Task requirements: Copy out each line exactly as it appears.
☆ ☆ ☆
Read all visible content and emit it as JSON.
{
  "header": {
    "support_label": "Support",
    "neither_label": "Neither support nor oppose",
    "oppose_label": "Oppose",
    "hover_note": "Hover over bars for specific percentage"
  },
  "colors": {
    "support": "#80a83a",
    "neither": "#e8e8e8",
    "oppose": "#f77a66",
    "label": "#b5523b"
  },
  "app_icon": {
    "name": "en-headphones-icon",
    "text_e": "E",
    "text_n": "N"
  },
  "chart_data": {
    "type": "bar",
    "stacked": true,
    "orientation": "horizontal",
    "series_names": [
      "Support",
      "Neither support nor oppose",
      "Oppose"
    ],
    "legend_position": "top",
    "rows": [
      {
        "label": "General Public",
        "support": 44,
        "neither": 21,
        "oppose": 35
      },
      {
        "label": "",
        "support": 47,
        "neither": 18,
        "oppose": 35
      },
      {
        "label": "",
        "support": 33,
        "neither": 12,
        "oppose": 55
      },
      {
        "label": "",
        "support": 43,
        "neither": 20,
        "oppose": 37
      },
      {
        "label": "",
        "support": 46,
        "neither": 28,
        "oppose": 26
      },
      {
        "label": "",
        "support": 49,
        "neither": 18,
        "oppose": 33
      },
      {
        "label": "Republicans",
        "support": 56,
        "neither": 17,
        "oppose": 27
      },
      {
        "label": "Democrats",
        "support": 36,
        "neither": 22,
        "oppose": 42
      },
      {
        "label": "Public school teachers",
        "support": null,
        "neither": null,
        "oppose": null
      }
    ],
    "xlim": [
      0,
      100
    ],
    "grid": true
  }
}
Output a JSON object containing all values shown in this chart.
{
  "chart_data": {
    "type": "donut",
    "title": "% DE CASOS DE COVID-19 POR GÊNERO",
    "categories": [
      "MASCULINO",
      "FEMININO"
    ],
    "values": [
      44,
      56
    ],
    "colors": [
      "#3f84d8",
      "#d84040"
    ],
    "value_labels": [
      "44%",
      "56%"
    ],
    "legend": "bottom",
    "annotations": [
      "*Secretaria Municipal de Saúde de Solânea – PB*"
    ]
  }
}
☆ ☆ ☆
Answer to this exercise:
Read all visible content and emit it as JSON.
{
  "header": {
    "support_label": "Support",
    "neither_label": "Neither support nor oppose",
    "oppose_label": "Oppose",
    "hover_note": "Hover over bars for specific percentage"
  },
  "colors": {
    "support": "#80a83a",
    "neither": "#e8e8e8",
    "oppose": "#f77a66",
    "label": "#b5523b"
  },
  "app_icon": {
    "name": "en-headphones-icon",
    "text_e": "E",
    "text_n": "N"
  },
  "chart_data": {
    "type": "bar",
    "stacked": true,
    "orientation": "horizontal",
    "series_names": [
      "Support",
      "Neither support nor oppose",
      "Oppose"
    ],
    "legend_position": "top",
    "rows": [
      {
        "label": "General Public",
        "support": 44,
        "neither": 21,
        "oppose": 35
      },
      {
        "label": "",
        "support": 47,
        "neither": 18,
        "oppose": 35
      },
      {
        "label": "",
        "support": 33,
        "neither": 12,
        "oppose": 55
      },
      {
        "label": "",
        "support": 43,
        "neither": 20,
        "oppose": 37
      },
      {
        "label": "",
        "support": 46,
        "neither": 28,
        "oppose": 26
      },
      {
        "label": "",
        "support": 49,
        "neither": 18,
        "oppose": 33
      },
      {
        "label": "Republicans",
        "support": 56,
        "neither": 17,
        "oppose": 27
      },
      {
        "label": "Democrats",
        "support": 36,
        "neither": 22,
        "oppose": 42
      },
      {
        "label": "Public school teachers",
        "support": null,
        "neither": null,
        "oppose": null
      }
    ],
    "xlim": [
      0,
      100
    ],
    "grid": true
  }
}
Output a JSON object containing all values shown in this chart.
{
  "chart_data": {
    "type": "donut",
    "title": "% DE CASOS DE COVID-19 POR GÊNERO",
    "categories": [
      "MASCULINO",
      "FEMININO"
    ],
    "values": [
      44,
      56
    ],
    "colors": [
      "#3f84d8",
      "#d84040"
    ],
    "value_labels": [
      "44%",
      "56%"
    ],
    "legend": "bottom",
    "annotations": [
      "*Secretaria Municipal de Saúde de Solânea – PB*"
    ]
  }
}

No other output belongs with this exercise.